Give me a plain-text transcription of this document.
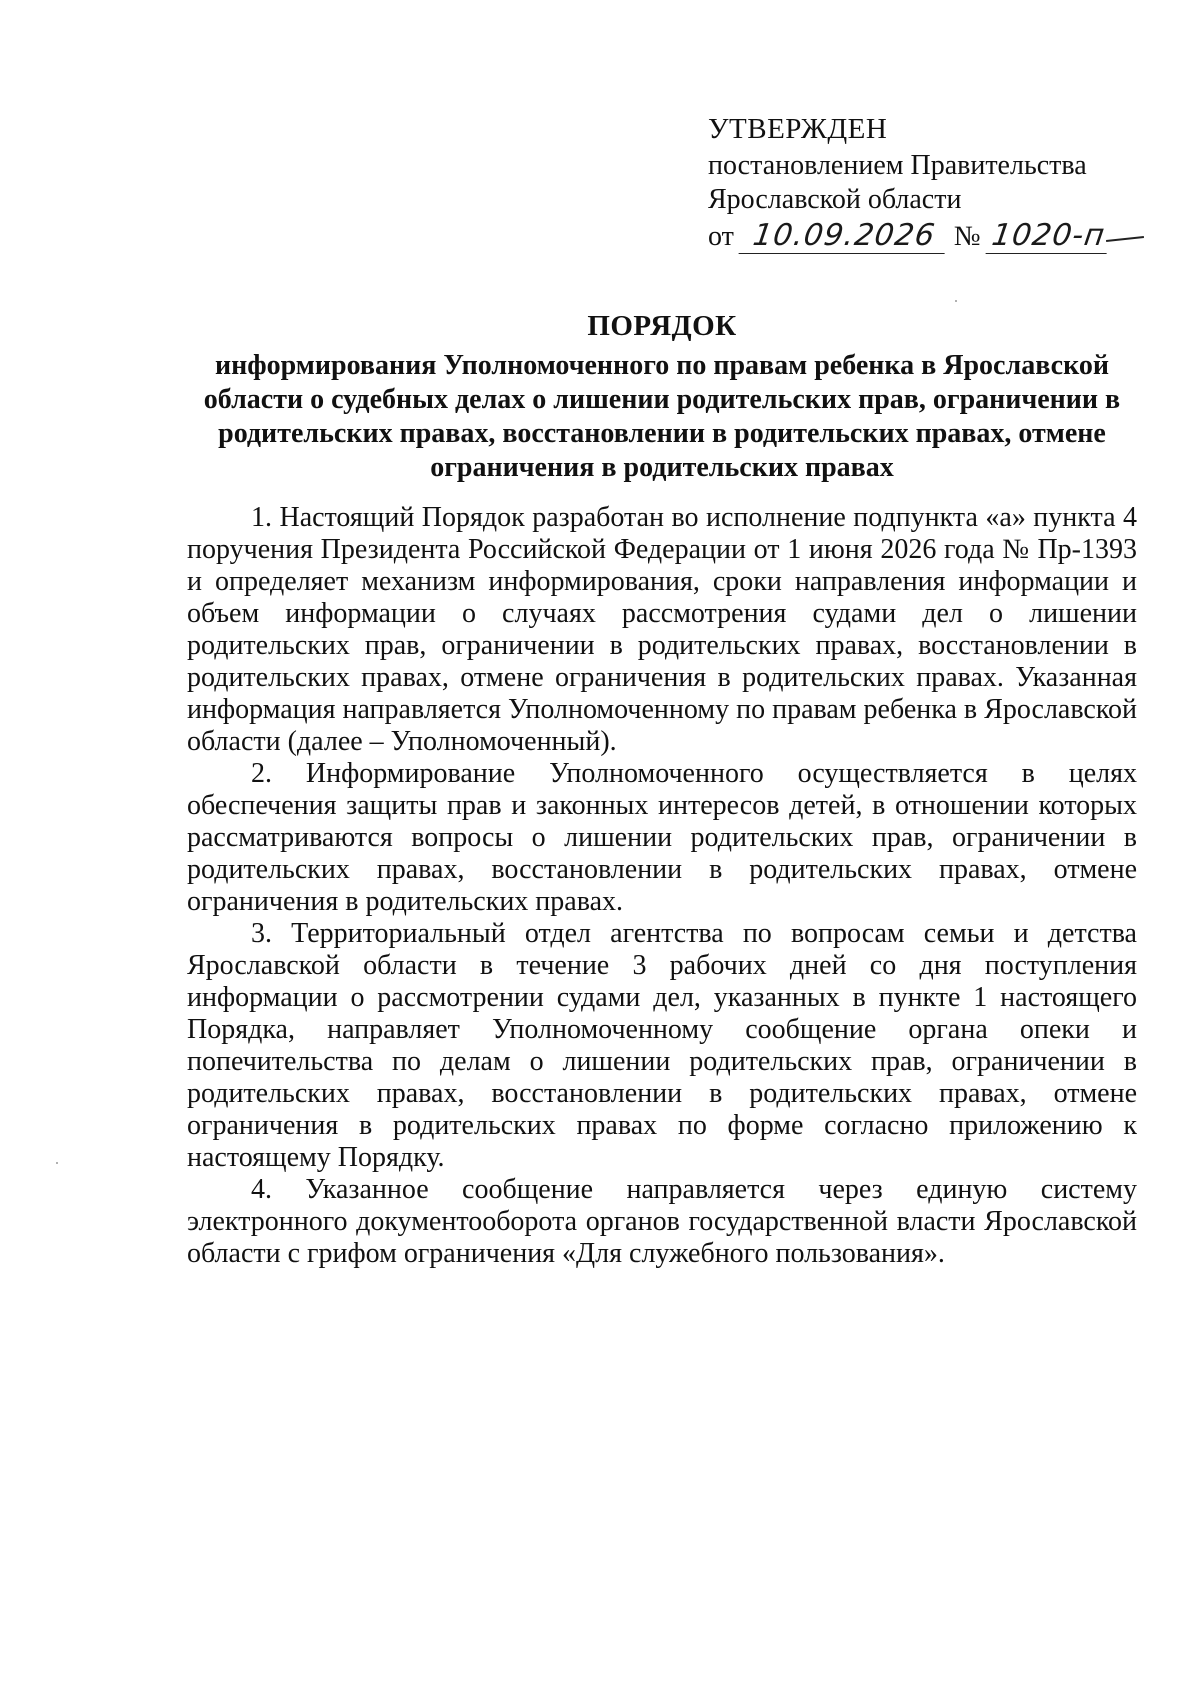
УТВЕРЖДЕН
постановлением Правительства
Ярославской области
от 10.09.2026 № 1020-п
ПОРЯДОК
информирования Уполномоченного по правам ребенка в Ярославской области о судебных делах о лишении родительских прав, ограничении в родительских правах, восстановлении в родительских правах, отмене ограничения в родительских правах

1. Настоящий Порядок разработан во исполнение подпункта «а» пункта 4 поручения Президента Российской Федерации от 1 июня 2026 года № Пр-1393 и определяет механизм информирования, сроки направления информации и объем информации о случаях рассмотрения судами дел о лишении родительских прав, ограничении в родительских правах, восстановлении в родительских правах, отмене ограничения в родительских правах. Указанная информация направляется Уполномоченному по правам ребенка в Ярославской области (далее – Уполномоченный).

2. Информирование Уполномоченного осуществляется в целях обеспечения защиты прав и законных интересов детей, в отношении которых рассматриваются вопросы о лишении родительских прав, ограничении в родительских правах, восстановлении в родительских правах, отмене ограничения в родительских правах.

3. Территориальный отдел агентства по вопросам семьи и детства Ярославской области в течение 3 рабочих дней со дня поступления информации о рассмотрении судами дел, указанных в пункте 1 настоящего Порядка, направляет Уполномоченному сообщение органа опеки и попечительства по делам о лишении родительских прав, ограничении в родительских правах, восстановлении в родительских правах, отмене ограничения в родительских правах по форме согласно приложению к настоящему Порядку.

4. Указанное сообщение направляется через единую систему электронного документооборота органов государственной власти Ярославской области с грифом ограничения «Для служебного пользования».
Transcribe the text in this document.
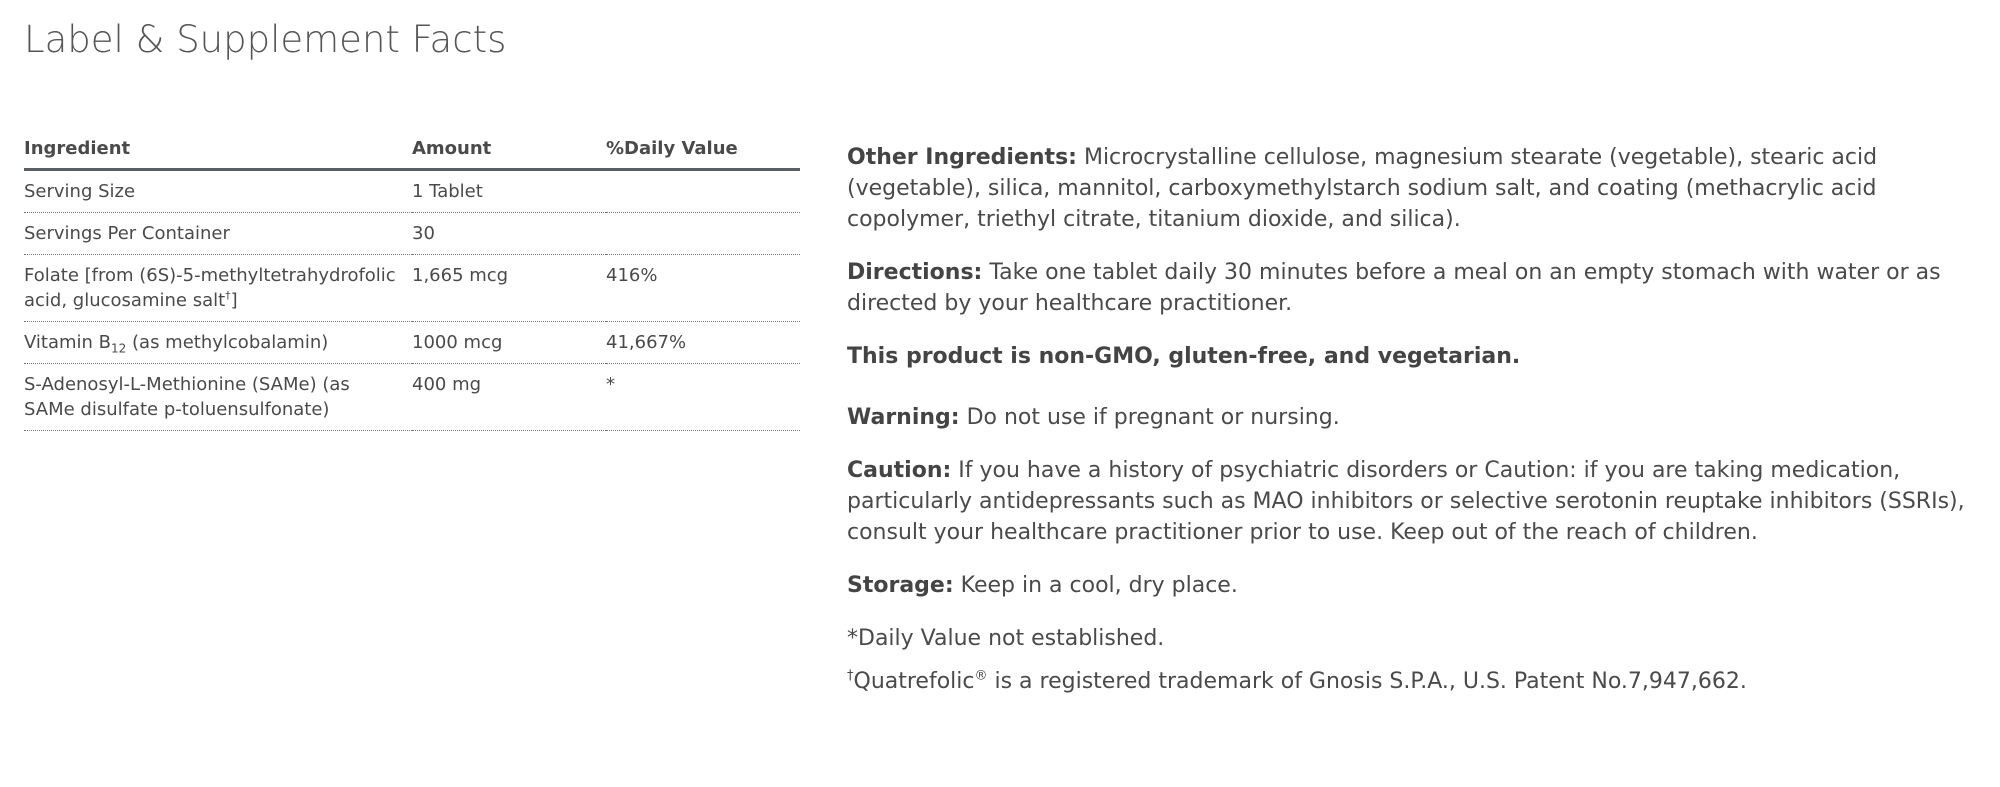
Label & Supplement Facts
Ingredient	Amount	%Daily Value
Serving Size	1 Tablet	
Servings Per Container	30	
Folate [from (6S)-5-methyltetrahydrofolic acid, glucosamine salt†]	1,665 mcg	416%
Vitamin $B_{12}$ (as methylcobalamin)	1000 mcg	41,667%
S-Adenosyl-L-Methionine (SAMe) (as SAMe disulfate p-toluensulfonate)	400 mg	*

Other Ingredients: Microcrystalline cellulose, magnesium stearate (vegetable), stearic acid (vegetable), silica, mannitol, carboxymethylstarch sodium salt, and coating (methacrylic acid copolymer, triethyl citrate, titanium dioxide, and silica).

Directions: Take one tablet daily 30 minutes before a meal on an empty stomach with water or as directed by your healthcare practitioner.

This product is non-GMO, gluten-free, and vegetarian.

Warning: Do not use if pregnant or nursing.

Caution: If you have a history of psychiatric disorders or Caution: if you are taking medication, particularly antidepressants such as MAO inhibitors or selective serotonin reuptake inhibitors (SSRIs), consult your healthcare practitioner prior to use. Keep out of the reach of children.

Storage: Keep in a cool, dry place.

*Daily Value not established.

†Quatrefolic® is a registered trademark of Gnosis S.P.A., U.S. Patent No.7,947,662.
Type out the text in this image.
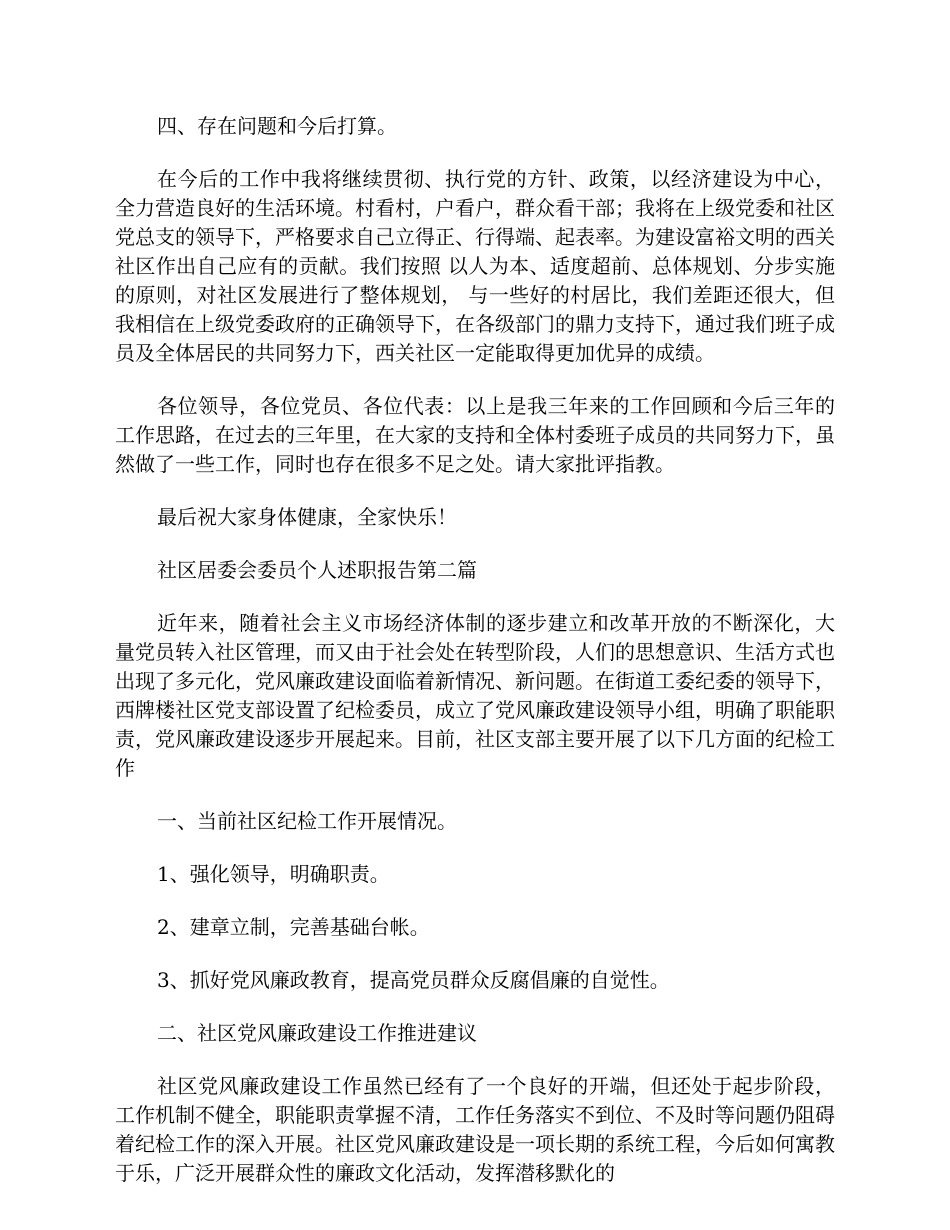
四、存在问题和今后打算。

在今后的工作中我将继续贯彻、执行党的方针、政策，以经济建设为中心，全力营造良好的生活环境。村看村，户看户，群众看干部；我将在上级党委和社区党总支的领导下，严格要求自己立得正、行得端、起表率。为建设富裕文明的西关社区作出自己应有的贡献。我们按照 以人为本、适度超前、总体规划、分步实施 的原则，对社区发展进行了整体规划， 与一些好的村居比，我们差距还很大，但我相信在上级党委政府的正确领导下，在各级部门的鼎力支持下，通过我们班子成员及全体居民的共同努力下，西关社区一定能取得更加优异的成绩。

各位领导，各位党员、各位代表：以上是我三年来的工作回顾和今后三年的工作思路，在过去的三年里，在大家的支持和全体村委班子成员的共同努力下，虽然做了一些工作，同时也存在很多不足之处。请大家批评指教。

最后祝大家身体健康，全家快乐！

社区居委会委员个人述职报告第二篇

近年来，随着社会主义市场经济体制的逐步建立和改革开放的不断深化，大量党员转入社区管理，而又由于社会处在转型阶段，人们的思想意识、生活方式也出现了多元化，党风廉政建设面临着新情况、新问题。在街道工委纪委的领导下，西牌楼社区党支部设置了纪检委员，成立了党风廉政建设领导小组，明确了职能职责，党风廉政建设逐步开展起来。目前，社区支部主要开展了以下几方面的纪检工作

一、当前社区纪检工作开展情况。

1、强化领导，明确职责。

2、建章立制，完善基础台帐。

3、抓好党风廉政教育，提高党员群众反腐倡廉的自觉性。

二、社区党风廉政建设工作推进建议

社区党风廉政建设工作虽然已经有了一个良好的开端，但还处于起步阶段，工作机制不健全，职能职责掌握不清，工作任务落实不到位、不及时等问题仍阻碍着纪检工作的深入开展。社区党风廉政建设是一项长期的系统工程，今后如何寓教于乐，广泛开展群众性的廉政文化活动，发挥潜移默化的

=======

## Task instructions
Read the lines above. Gather those in which the string "text" is found.

## Response for this exercise
Give me a plain-text transcription of this document.
Transcribe the text in this document.
Type out the text in this image.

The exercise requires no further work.